Supplied records
== == ==

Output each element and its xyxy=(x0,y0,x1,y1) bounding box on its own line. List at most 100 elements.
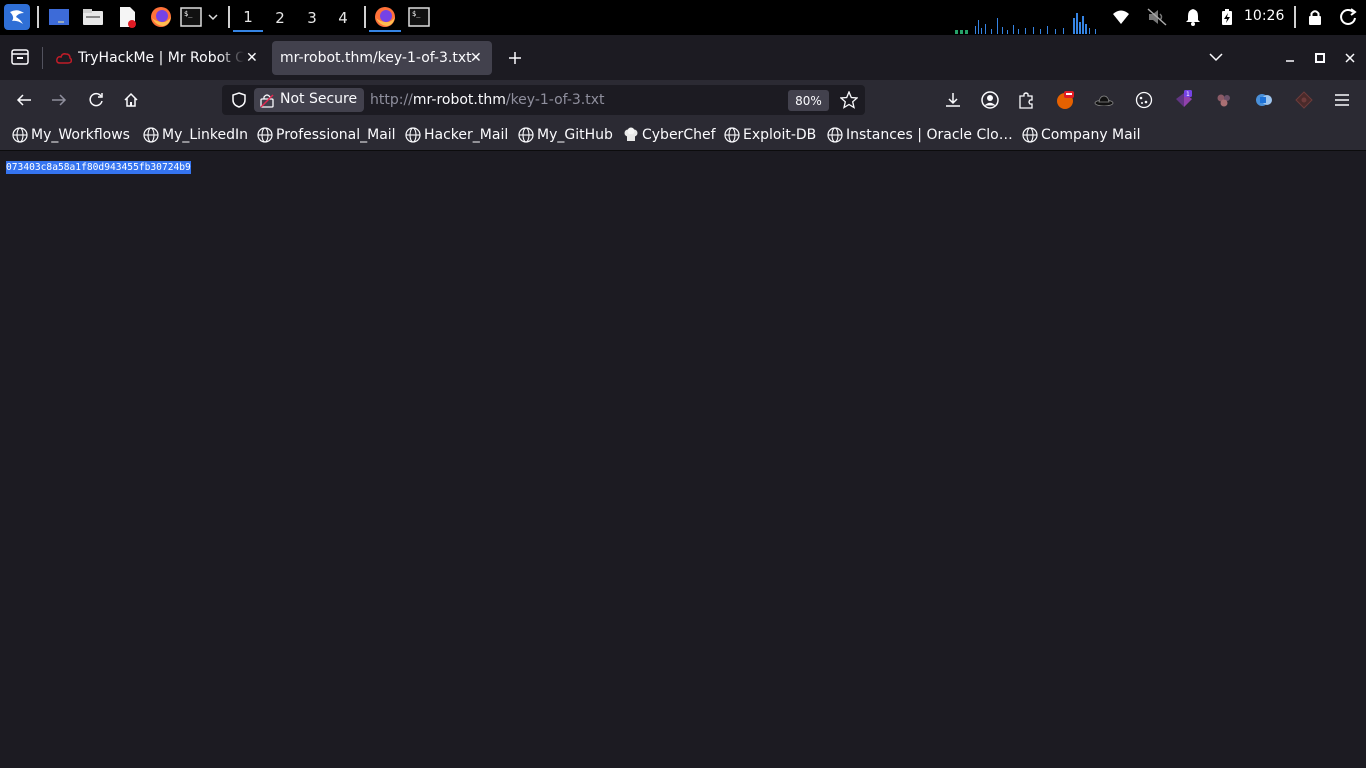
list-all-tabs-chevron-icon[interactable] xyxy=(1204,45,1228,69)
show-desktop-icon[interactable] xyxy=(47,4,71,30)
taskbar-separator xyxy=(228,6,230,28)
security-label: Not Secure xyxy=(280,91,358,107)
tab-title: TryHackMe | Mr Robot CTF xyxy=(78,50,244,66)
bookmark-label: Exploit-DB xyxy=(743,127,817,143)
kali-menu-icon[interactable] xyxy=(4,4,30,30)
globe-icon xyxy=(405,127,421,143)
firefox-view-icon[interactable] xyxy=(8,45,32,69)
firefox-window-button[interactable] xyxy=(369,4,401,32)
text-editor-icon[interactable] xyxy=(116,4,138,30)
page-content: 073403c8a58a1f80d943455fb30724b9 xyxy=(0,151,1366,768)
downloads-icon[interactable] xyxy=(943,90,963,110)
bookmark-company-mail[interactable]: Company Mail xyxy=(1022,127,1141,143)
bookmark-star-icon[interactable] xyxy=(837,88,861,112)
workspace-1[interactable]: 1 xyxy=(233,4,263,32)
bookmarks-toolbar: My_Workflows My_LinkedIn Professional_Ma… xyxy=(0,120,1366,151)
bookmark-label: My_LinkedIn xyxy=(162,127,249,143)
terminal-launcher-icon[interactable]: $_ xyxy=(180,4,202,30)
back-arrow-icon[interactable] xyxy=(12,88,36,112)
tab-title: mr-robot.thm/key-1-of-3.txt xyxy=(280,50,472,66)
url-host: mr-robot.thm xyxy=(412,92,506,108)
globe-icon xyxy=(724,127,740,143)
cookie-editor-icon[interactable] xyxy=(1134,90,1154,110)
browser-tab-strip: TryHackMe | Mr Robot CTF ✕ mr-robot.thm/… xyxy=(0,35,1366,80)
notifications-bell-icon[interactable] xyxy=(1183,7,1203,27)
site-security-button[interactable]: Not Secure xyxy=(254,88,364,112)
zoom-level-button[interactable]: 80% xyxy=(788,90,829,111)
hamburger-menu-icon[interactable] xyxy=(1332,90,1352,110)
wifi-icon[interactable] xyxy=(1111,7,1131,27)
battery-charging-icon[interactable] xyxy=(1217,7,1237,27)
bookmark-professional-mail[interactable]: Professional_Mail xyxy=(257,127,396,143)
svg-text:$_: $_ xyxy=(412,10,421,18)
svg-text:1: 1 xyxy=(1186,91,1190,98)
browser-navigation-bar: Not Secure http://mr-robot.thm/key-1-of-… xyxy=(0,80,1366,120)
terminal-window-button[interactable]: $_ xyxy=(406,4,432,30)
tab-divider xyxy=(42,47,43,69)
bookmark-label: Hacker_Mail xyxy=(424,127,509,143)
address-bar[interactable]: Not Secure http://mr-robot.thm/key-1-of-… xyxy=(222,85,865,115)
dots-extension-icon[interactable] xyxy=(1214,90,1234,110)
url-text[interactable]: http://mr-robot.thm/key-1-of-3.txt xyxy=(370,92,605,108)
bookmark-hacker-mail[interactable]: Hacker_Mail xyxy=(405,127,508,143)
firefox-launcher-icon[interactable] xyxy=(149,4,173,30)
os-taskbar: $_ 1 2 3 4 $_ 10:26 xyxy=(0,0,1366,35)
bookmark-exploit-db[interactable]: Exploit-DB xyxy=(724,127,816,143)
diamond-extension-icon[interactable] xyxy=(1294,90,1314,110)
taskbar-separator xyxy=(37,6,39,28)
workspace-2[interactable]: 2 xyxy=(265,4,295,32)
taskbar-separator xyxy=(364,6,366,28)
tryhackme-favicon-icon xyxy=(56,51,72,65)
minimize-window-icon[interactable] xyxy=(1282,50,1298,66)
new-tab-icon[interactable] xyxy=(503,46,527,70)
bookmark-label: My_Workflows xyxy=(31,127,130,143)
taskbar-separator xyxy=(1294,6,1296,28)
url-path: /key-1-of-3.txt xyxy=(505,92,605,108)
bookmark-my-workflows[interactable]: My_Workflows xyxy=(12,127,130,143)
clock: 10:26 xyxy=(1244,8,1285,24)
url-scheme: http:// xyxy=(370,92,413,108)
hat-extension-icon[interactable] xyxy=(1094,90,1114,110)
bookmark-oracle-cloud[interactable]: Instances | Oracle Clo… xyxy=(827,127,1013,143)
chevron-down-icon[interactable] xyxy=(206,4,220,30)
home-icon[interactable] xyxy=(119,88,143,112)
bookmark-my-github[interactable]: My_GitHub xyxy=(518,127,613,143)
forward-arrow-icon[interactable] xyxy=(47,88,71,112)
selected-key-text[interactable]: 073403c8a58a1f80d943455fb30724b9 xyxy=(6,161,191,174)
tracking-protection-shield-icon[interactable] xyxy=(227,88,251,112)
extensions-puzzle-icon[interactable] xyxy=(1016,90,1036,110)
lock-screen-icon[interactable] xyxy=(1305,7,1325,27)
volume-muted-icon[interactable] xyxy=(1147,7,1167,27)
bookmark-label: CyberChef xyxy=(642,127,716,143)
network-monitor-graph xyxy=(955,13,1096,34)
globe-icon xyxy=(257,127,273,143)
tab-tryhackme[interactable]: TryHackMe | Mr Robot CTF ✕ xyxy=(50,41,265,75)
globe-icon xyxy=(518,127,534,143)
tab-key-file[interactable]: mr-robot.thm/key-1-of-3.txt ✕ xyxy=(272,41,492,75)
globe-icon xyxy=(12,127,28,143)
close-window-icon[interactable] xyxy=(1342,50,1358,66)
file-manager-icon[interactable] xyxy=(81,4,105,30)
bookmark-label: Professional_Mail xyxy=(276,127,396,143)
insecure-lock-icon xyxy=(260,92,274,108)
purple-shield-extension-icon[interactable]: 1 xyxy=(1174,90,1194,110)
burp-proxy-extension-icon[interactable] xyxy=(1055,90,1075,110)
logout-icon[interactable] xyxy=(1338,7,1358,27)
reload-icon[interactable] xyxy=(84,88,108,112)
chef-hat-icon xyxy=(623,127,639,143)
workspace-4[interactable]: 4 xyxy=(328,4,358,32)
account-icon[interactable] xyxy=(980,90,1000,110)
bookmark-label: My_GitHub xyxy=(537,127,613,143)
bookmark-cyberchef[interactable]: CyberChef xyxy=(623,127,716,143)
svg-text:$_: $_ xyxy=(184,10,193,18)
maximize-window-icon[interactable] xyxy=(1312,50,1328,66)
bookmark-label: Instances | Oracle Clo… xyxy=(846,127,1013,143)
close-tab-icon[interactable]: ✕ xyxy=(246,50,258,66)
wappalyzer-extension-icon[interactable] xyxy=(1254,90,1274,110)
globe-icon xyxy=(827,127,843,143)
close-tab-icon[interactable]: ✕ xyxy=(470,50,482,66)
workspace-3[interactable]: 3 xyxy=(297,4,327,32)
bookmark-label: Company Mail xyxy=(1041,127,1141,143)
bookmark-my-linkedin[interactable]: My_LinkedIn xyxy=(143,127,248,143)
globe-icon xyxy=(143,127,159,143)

== == ==

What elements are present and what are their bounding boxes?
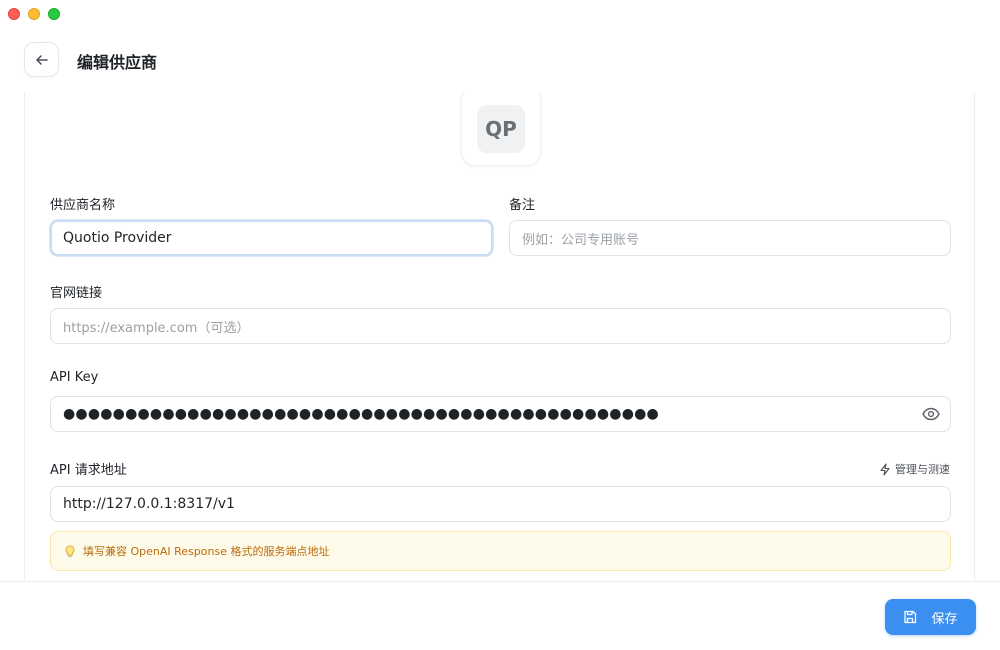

== == ==

What the task asks
Reproduce the records verbatim from the line with "Output each element" to the line with "tab-title: mr-robot.thm/key-1-of-3.txt xyxy=(280,50,472,66)", both included, omitting the pictures.

Task answer
Output each element and its xyxy=(x0,y0,x1,y1) bounding box on its own line. List at most 100 elements.
list-all-tabs-chevron-icon[interactable] xyxy=(1204,45,1228,69)
show-desktop-icon[interactable] xyxy=(47,4,71,30)
taskbar-separator xyxy=(228,6,230,28)
security-label: Not Secure xyxy=(280,91,358,107)
tab-title: TryHackMe | Mr Robot CTF xyxy=(78,50,244,66)
bookmark-label: Exploit-DB xyxy=(743,127,817,143)
kali-menu-icon[interactable] xyxy=(4,4,30,30)
globe-icon xyxy=(405,127,421,143)
firefox-view-icon[interactable] xyxy=(8,45,32,69)
firefox-window-button[interactable] xyxy=(369,4,401,32)
text-editor-icon[interactable] xyxy=(116,4,138,30)
page-content: 073403c8a58a1f80d943455fb30724b9 xyxy=(0,151,1366,768)
downloads-icon[interactable] xyxy=(943,90,963,110)
bookmark-company-mail[interactable]: Company Mail xyxy=(1022,127,1141,143)
bookmark-star-icon[interactable] xyxy=(837,88,861,112)
workspace-1[interactable]: 1 xyxy=(233,4,263,32)
bookmarks-toolbar: My_Workflows My_LinkedIn Professional_Ma… xyxy=(0,120,1366,151)
bookmark-label: My_LinkedIn xyxy=(162,127,249,143)
terminal-launcher-icon[interactable]: $_ xyxy=(180,4,202,30)
back-arrow-icon[interactable] xyxy=(12,88,36,112)
tab-title: mr-robot.thm/key-1-of-3.txt xyxy=(280,50,472,66)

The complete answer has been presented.